= SOURCE EXCERPT =
• • • • • • •
Probably a pretty good take, again assuming it will happen. I’m not saying it’s going to be a Josh Willingham situation — quick, name the pitcher he was traded for — but teams don’t typically add a DH for the stretch run if the price is terribly high.

And the price for Robles might not be terribly high, either. Would it be higher than the Nationals paid to acquire Brandon Kintzler from the Twins? That was Tyler Watson, who is no longer in the organization.

We’ll have a lot more clarity between now and the deadline (obviously), but I get this weird sense that the deadline is going to leave a lot of people feeling….nonplussed. The guys the Twins are likely to move just aren’t going to bring back needle-movers.

Oh, and it was Jason Adam the Twins acquired for Willingham.

From Jerry Fury: What is your contract for Berrios and Buxton? Length and dollars

I’d be willing to give Berrios four years and $80 million with two option years tacked on the back for $25 million each on the high end. He’s been solid and durable, and $20 million isn’t ace money. It’s hedging against him becoming an ace versus who he is right now, while also telling him that if he’s here for the long haul it’s because he’s remained healthy and as good as he’s been to this point (or better).

I just can’t see him getting a better deal elsewhere. If he thinks he can, good on him.

For Buxton, I’m offering five years and $100 million. A healthy Buxton playing like he has this year is a $30 million a year player. Fangraphs says the value he’s provided to this point alone this season is worth in excess of $20 million.

But at the end of the day, George Springer signed for six years and $150 million with the Blue Jays. That’s $5 million more per year and an extra year — and Springer is two years older — but the track record for the former Astro is much, much longer and healthier, this year notwithstanding.
• • • • • • •
= SET EXERCISE 1 =
Copy out the Twins mailbag excerpt, everything from "From Jerry Fury: What" down to "point (or better).".
= SET EXERCISE 2 =
List every player named in the Twins mailbag excerpt, leaving out the reader who sent in the question.
• • • • • • •
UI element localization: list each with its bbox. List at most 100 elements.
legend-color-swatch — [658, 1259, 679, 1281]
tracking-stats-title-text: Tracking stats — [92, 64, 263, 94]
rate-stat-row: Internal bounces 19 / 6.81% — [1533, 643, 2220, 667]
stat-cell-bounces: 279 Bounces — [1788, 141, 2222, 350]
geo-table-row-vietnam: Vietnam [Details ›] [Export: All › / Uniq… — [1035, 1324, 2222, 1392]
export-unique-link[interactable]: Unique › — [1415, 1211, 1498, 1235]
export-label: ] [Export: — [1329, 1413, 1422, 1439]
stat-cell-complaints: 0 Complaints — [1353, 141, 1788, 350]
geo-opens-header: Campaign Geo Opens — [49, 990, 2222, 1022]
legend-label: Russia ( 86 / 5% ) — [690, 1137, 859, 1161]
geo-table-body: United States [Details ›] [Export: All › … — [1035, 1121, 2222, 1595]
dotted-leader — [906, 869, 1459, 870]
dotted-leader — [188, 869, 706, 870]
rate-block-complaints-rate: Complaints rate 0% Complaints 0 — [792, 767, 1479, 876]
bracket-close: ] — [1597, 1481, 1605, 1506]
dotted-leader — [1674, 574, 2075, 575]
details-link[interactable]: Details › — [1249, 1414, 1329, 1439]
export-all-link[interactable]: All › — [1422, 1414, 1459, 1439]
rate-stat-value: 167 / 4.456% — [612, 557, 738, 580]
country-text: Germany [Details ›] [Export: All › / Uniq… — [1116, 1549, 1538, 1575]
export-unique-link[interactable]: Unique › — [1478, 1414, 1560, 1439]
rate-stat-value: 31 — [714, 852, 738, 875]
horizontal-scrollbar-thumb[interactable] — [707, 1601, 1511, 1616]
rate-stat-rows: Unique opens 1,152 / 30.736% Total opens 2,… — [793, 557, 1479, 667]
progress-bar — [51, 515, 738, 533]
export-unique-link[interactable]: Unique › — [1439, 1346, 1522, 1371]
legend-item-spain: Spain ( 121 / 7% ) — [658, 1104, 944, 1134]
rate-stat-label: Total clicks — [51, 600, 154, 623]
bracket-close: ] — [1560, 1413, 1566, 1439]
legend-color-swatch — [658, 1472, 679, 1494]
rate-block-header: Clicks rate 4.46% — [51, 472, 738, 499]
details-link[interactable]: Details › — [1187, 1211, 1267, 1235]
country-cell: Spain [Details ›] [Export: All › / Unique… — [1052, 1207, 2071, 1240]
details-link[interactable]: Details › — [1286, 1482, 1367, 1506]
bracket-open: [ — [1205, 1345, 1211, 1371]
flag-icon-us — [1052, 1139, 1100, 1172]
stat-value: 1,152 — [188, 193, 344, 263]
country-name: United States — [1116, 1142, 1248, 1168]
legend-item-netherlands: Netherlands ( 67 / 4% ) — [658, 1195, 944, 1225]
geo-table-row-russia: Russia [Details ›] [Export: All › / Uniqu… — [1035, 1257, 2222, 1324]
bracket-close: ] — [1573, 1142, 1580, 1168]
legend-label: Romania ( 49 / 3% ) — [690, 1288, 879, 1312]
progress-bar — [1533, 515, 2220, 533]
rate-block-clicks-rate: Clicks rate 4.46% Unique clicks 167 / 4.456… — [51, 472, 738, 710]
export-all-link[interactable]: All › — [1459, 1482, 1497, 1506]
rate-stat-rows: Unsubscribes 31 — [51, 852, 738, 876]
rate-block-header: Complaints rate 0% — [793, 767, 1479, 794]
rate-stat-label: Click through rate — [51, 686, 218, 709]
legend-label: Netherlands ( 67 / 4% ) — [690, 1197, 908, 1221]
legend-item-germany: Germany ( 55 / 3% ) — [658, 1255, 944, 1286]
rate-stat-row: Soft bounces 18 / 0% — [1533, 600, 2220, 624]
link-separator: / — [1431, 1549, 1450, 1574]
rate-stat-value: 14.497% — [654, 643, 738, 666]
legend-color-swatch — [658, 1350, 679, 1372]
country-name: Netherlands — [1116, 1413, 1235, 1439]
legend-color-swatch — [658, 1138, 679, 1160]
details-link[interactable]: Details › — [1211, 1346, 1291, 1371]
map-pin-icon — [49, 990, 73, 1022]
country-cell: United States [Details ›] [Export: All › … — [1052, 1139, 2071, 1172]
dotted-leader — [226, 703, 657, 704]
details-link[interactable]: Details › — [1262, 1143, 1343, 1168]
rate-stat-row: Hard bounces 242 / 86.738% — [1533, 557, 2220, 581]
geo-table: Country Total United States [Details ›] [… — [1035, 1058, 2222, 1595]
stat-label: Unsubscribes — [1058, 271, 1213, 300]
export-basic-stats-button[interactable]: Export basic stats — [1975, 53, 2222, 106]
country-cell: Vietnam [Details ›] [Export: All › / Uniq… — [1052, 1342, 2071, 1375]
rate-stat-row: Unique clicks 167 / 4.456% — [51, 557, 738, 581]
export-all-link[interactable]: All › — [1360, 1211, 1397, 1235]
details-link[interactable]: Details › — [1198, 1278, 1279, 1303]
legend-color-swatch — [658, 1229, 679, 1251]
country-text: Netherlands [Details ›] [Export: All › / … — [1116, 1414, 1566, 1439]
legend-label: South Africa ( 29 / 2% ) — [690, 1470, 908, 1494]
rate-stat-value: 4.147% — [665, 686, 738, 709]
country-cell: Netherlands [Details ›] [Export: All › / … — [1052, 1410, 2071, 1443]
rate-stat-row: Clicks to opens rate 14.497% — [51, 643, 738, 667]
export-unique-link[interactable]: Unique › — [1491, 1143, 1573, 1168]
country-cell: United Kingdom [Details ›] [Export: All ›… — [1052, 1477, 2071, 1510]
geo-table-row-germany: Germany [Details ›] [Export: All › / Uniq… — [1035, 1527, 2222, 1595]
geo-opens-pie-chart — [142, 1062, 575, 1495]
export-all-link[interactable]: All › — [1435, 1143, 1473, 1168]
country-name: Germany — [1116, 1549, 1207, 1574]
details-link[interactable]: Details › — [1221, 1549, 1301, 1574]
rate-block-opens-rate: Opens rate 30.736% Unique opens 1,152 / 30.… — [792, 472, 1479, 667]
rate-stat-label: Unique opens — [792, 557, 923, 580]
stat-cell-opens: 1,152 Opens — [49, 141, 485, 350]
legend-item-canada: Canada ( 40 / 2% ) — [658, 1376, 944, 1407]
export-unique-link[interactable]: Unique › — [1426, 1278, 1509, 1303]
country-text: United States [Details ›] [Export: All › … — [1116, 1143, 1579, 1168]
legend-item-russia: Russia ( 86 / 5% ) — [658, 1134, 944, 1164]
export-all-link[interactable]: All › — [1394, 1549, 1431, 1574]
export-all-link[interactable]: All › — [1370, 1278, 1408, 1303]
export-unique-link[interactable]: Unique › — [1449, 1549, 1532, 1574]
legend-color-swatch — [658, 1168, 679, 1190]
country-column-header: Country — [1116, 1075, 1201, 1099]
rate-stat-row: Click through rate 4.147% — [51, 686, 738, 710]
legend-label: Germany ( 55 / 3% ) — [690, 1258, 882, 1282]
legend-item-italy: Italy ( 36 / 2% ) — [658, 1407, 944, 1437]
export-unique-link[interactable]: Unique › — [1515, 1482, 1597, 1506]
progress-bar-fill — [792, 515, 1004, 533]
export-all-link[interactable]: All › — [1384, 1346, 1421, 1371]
• • • • • • •
= WRITTEN REPLY 1 =
From Jerry Fury: What is your contract for Berrios and Buxton? Length and dollars

I’d be willing to give Berrios four years and $80 million with two option years tacked on the back for $25 million each on the high end. He’s been solid and durable, and $20 million isn’t ace money. It’s hedging against him becoming an ace versus who he is right now, while also telling him that if he’s here for the long haul it’s because he’s remained healthy and as good as he’s been to this point (or better).

= WRITTEN REPLY 2 =
Josh Willingham
Robles
Brandon Kintzler
Tyler Watson
Jason Adam
Berrios
Buxton
George Springer